Collected data:
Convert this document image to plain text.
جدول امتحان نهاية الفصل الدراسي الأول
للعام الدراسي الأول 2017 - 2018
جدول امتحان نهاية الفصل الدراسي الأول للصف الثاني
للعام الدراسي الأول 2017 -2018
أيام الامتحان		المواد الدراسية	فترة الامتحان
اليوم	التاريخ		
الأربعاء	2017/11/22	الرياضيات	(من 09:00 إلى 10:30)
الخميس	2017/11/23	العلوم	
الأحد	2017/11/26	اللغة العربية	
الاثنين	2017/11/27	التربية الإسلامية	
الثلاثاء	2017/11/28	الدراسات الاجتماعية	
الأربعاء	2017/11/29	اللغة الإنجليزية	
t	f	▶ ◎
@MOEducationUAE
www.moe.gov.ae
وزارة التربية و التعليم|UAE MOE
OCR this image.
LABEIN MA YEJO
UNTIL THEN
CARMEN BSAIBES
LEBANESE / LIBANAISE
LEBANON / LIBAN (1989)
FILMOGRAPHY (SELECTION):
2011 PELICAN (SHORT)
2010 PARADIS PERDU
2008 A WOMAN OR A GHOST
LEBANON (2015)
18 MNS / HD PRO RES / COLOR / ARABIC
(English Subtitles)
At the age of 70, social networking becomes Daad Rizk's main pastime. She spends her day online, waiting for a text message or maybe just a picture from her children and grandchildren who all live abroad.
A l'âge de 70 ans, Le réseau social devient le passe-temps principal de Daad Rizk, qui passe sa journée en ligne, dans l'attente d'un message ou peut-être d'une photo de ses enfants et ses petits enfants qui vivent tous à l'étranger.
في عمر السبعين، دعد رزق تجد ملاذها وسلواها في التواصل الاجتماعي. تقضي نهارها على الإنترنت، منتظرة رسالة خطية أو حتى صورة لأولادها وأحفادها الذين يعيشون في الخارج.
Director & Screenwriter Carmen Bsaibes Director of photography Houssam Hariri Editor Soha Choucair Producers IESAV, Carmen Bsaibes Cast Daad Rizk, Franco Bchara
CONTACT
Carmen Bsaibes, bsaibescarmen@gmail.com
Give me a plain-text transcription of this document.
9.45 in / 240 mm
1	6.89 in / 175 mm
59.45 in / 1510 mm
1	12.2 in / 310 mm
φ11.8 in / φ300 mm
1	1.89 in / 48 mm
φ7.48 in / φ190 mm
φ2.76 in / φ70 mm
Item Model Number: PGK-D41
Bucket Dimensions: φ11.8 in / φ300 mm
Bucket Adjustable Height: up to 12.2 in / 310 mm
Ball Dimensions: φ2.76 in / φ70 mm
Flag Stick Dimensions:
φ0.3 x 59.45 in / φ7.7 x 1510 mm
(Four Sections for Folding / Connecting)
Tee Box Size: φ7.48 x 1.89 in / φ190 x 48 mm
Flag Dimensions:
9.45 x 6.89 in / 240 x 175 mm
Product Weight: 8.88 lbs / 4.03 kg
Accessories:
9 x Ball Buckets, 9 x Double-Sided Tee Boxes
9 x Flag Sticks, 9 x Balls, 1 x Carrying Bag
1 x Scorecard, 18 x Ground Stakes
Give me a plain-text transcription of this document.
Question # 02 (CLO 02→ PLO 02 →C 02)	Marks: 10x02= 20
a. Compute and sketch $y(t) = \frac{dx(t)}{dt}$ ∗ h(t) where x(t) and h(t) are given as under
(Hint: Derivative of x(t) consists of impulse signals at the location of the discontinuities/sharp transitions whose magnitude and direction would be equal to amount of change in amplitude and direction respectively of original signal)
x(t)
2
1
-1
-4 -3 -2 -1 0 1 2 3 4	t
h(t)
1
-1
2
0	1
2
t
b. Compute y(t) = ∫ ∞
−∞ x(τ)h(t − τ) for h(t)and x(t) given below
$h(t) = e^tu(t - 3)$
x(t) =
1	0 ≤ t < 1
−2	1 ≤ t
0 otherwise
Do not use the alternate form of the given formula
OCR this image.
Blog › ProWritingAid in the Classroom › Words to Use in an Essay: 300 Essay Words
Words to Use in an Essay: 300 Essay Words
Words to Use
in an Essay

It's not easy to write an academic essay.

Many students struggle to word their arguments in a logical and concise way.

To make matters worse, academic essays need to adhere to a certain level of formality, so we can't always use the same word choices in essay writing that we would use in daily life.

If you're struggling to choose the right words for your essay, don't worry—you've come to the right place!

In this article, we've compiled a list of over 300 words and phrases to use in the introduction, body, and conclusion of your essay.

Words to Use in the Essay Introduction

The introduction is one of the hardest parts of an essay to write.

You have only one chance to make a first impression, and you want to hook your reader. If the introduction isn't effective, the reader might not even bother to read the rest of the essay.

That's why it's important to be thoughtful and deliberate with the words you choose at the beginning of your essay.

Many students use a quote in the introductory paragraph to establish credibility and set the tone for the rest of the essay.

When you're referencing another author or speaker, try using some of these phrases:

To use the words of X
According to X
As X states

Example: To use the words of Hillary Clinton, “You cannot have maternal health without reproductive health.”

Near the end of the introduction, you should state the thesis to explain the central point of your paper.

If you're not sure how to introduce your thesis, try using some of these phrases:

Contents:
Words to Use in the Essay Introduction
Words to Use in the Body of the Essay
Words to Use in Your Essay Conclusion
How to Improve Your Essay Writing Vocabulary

• _What is being asked_: Restate the data above exactly, keeping each word as it stands.

• _Reply_:
Convert this document image to plain text.
جدول امتحان نهاية الفصل الدراسي الأول
للعام الدراسي الأول 2017 - 2018
جدول امتحان نهاية الفصل الدراسي الأول للصف الثاني
للعام الدراسي الأول 2017 -2018
أيام الامتحان		المواد الدراسية	فترة الامتحان
اليوم	التاريخ		
الأربعاء	2017/11/22	الرياضيات	(من 09:00 إلى 10:30)
الخميس	2017/11/23	العلوم	
الأحد	2017/11/26	اللغة العربية	
الاثنين	2017/11/27	التربية الإسلامية	
الثلاثاء	2017/11/28	الدراسات الاجتماعية	
الأربعاء	2017/11/29	اللغة الإنجليزية	
t	f	▶ ◎
@MOEducationUAE
www.moe.gov.ae
وزارة التربية و التعليم|UAE MOE
OCR this image.
LABEIN MA YEJO
UNTIL THEN
CARMEN BSAIBES
LEBANESE / LIBANAISE
LEBANON / LIBAN (1989)
FILMOGRAPHY (SELECTION):
2011 PELICAN (SHORT)
2010 PARADIS PERDU
2008 A WOMAN OR A GHOST
LEBANON (2015)
18 MNS / HD PRO RES / COLOR / ARABIC
(English Subtitles)
At the age of 70, social networking becomes Daad Rizk's main pastime. She spends her day online, waiting for a text message or maybe just a picture from her children and grandchildren who all live abroad.
A l'âge de 70 ans, Le réseau social devient le passe-temps principal de Daad Rizk, qui passe sa journée en ligne, dans l'attente d'un message ou peut-être d'une photo de ses enfants et ses petits enfants qui vivent tous à l'étranger.
في عمر السبعين، دعد رزق تجد ملاذها وسلواها في التواصل الاجتماعي. تقضي نهارها على الإنترنت، منتظرة رسالة خطية أو حتى صورة لأولادها وأحفادها الذين يعيشون في الخارج.
Director & Screenwriter Carmen Bsaibes Director of photography Houssam Hariri Editor Soha Choucair Producers IESAV, Carmen Bsaibes Cast Daad Rizk, Franco Bchara
CONTACT
Carmen Bsaibes, bsaibescarmen@gmail.com
Give me a plain-text transcription of this document.
9.45 in / 240 mm
1	6.89 in / 175 mm
59.45 in / 1510 mm
1	12.2 in / 310 mm
φ11.8 in / φ300 mm
1	1.89 in / 48 mm
φ7.48 in / φ190 mm
φ2.76 in / φ70 mm
Item Model Number: PGK-D41
Bucket Dimensions: φ11.8 in / φ300 mm
Bucket Adjustable Height: up to 12.2 in / 310 mm
Ball Dimensions: φ2.76 in / φ70 mm
Flag Stick Dimensions:
φ0.3 x 59.45 in / φ7.7 x 1510 mm
(Four Sections for Folding / Connecting)
Tee Box Size: φ7.48 x 1.89 in / φ190 x 48 mm
Flag Dimensions:
9.45 x 6.89 in / 240 x 175 mm
Product Weight: 8.88 lbs / 4.03 kg
Accessories:
9 x Ball Buckets, 9 x Double-Sided Tee Boxes
9 x Flag Sticks, 9 x Balls, 1 x Carrying Bag
1 x Scorecard, 18 x Ground Stakes
Give me a plain-text transcription of this document.
Question # 02 (CLO 02→ PLO 02 →C 02)	Marks: 10x02= 20
a. Compute and sketch $y(t) = \frac{dx(t)}{dt}$ ∗ h(t) where x(t) and h(t) are given as under
(Hint: Derivative of x(t) consists of impulse signals at the location of the discontinuities/sharp transitions whose magnitude and direction would be equal to amount of change in amplitude and direction respectively of original signal)
x(t)
2
1
-1
-4 -3 -2 -1 0 1 2 3 4	t
h(t)
1
-1
2
0	1
2
t
b. Compute y(t) = ∫ ∞
−∞ x(τ)h(t − τ) for h(t)and x(t) given below
$h(t) = e^tu(t - 3)$
x(t) =
1	0 ≤ t < 1
−2	1 ≤ t
0 otherwise
Do not use the alternate form of the given formula
OCR this image.
Blog › ProWritingAid in the Classroom › Words to Use in an Essay: 300 Essay Words
Words to Use in an Essay: 300 Essay Words
Words to Use
in an Essay

It's not easy to write an academic essay.

Many students struggle to word their arguments in a logical and concise way.

To make matters worse, academic essays need to adhere to a certain level of formality, so we can't always use the same word choices in essay writing that we would use in daily life.

If you're struggling to choose the right words for your essay, don't worry—you've come to the right place!

In this article, we've compiled a list of over 300 words and phrases to use in the introduction, body, and conclusion of your essay.

Words to Use in the Essay Introduction

The introduction is one of the hardest parts of an essay to write.

You have only one chance to make a first impression, and you want to hook your reader. If the introduction isn't effective, the reader might not even bother to read the rest of the essay.

That's why it's important to be thoughtful and deliberate with the words you choose at the beginning of your essay.

Many students use a quote in the introductory paragraph to establish credibility and set the tone for the rest of the essay.

When you're referencing another author or speaker, try using some of these phrases:

To use the words of X
According to X
As X states

Example: To use the words of Hillary Clinton, “You cannot have maternal health without reproductive health.”

Near the end of the introduction, you should state the thesis to explain the central point of your paper.

If you're not sure how to introduce your thesis, try using some of these phrases:

Contents:
Words to Use in the Essay Introduction
Words to Use in the Body of the Essay
Words to Use in Your Essay Conclusion
How to Improve Your Essay Writing Vocabulary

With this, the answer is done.